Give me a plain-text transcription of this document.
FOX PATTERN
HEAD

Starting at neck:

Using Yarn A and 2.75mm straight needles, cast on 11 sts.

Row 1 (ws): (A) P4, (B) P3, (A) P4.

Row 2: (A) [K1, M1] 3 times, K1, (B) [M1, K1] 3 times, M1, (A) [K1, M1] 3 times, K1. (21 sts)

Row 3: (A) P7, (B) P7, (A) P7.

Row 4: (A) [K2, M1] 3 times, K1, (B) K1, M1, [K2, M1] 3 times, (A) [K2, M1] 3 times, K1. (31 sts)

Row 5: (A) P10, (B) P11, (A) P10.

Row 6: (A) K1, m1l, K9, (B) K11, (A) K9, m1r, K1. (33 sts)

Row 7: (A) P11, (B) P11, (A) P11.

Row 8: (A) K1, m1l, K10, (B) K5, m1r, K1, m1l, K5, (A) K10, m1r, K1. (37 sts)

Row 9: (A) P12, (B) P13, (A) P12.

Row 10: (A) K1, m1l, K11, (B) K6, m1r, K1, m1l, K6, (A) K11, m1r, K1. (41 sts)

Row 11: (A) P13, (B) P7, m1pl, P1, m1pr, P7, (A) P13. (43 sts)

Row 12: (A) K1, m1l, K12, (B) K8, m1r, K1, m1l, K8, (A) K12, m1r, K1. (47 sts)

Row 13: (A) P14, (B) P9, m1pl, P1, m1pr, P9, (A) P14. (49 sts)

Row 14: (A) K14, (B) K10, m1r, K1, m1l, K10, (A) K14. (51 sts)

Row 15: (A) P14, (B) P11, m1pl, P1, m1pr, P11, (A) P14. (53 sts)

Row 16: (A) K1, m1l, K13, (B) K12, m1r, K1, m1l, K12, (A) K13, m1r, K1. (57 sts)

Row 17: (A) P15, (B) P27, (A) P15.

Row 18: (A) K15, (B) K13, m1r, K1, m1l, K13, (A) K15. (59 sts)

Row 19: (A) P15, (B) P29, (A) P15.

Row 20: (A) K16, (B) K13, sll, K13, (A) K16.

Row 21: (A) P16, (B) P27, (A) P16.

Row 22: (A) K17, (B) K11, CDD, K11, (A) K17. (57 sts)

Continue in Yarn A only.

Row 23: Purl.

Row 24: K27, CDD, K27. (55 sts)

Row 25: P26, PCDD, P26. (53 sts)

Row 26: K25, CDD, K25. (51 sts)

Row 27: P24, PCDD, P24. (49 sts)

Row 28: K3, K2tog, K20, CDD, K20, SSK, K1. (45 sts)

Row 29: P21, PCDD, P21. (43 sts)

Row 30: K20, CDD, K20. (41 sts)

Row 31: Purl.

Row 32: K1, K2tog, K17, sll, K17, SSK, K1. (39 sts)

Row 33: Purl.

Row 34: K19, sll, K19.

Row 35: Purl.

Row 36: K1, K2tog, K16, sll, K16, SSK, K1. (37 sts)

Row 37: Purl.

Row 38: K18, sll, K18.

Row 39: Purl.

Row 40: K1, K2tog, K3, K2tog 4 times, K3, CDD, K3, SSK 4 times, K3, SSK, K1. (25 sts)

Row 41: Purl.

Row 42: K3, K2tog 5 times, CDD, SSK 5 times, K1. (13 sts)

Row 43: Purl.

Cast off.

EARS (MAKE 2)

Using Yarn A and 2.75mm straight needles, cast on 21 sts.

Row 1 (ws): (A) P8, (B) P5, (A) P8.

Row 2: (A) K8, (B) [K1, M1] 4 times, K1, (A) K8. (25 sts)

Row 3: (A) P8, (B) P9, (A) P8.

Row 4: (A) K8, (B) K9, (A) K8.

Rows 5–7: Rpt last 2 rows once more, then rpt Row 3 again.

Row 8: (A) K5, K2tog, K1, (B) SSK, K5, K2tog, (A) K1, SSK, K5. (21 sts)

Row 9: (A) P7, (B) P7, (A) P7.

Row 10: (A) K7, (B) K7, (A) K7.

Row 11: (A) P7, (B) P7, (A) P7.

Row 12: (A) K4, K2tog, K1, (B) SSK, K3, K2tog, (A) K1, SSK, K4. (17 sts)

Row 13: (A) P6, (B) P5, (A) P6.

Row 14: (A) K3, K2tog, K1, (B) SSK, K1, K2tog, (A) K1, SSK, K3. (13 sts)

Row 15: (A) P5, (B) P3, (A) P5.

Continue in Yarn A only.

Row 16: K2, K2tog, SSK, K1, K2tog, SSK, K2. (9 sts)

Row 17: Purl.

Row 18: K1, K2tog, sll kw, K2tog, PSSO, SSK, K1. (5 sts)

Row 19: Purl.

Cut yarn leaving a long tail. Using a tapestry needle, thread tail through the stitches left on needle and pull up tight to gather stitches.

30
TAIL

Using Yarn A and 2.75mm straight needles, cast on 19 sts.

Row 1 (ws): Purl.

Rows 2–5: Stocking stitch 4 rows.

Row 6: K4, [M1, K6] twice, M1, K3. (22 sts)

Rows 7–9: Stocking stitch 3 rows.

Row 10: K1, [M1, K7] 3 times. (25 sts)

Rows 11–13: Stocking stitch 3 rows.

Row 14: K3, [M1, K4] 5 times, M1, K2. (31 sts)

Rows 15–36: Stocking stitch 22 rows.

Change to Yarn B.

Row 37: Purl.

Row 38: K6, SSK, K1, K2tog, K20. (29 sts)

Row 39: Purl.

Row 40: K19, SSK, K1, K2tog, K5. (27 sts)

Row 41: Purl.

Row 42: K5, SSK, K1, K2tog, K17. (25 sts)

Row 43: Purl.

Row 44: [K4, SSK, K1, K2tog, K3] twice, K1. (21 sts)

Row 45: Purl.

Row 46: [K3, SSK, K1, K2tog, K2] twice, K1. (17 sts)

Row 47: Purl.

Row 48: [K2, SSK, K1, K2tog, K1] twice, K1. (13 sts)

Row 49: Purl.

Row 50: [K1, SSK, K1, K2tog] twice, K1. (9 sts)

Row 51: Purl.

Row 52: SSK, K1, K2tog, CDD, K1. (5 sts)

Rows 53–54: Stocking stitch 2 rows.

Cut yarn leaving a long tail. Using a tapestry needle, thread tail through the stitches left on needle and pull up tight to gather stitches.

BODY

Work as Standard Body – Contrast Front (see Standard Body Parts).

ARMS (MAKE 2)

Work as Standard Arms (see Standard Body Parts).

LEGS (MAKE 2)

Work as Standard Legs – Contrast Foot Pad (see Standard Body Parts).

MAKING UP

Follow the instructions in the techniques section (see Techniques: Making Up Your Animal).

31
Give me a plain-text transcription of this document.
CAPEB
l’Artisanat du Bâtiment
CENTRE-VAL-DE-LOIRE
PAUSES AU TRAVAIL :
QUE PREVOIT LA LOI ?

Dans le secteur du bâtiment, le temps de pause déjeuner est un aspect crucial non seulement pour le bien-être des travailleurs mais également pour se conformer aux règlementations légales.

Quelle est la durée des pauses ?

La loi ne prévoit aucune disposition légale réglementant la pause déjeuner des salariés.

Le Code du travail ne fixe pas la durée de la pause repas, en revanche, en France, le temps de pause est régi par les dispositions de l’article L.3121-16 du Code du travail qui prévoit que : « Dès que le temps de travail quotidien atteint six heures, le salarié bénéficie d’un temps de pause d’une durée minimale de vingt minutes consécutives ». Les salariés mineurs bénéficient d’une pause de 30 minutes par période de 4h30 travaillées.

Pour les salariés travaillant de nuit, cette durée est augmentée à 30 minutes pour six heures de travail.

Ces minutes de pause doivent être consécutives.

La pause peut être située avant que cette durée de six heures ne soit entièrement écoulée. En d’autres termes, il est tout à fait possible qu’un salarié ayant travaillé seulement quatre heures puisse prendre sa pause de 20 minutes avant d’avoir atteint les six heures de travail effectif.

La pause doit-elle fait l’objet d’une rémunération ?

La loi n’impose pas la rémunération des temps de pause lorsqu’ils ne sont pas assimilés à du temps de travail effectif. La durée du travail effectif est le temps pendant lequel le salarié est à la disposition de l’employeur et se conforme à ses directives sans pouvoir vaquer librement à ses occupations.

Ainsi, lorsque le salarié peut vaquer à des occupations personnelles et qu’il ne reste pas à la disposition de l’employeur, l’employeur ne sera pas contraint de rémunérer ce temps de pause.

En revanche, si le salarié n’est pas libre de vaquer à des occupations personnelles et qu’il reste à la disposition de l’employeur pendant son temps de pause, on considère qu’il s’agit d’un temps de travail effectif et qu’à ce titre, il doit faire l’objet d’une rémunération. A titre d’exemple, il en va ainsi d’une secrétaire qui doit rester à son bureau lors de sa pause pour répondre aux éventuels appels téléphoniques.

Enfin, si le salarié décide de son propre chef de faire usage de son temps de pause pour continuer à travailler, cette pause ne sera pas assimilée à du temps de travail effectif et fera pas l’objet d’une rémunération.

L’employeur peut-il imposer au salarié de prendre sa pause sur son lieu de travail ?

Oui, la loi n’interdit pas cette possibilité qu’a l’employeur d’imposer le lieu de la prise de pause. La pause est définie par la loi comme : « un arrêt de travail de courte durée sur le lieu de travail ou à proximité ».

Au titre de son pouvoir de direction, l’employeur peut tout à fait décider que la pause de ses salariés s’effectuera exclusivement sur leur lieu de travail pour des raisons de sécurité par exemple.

> _What you should do_
Show, from the material above, each line that includes the string "titre".

> _Answer in full_
En revanche, si le salarié n’est pas libre de vaquer à des occupations personnelles et qu’il reste à la disposition de l’employeur pendant son temps de pause, on considère qu’il s’agit d’un temps de travail effectif et qu’à ce titre, il doit faire l’objet d’une rémunération. A titre d’exemple, il en va ainsi d’une secrétaire qui doit rester à son bureau lors de sa pause pour répondre aux éventuels appels téléphoniques.
Au titre de son pouvoir de direction, l’employeur peut tout à fait décider que la pause de ses salariés s’effectuera exclusivement sur leur lieu de travail pour des raisons de sécurité par exemple.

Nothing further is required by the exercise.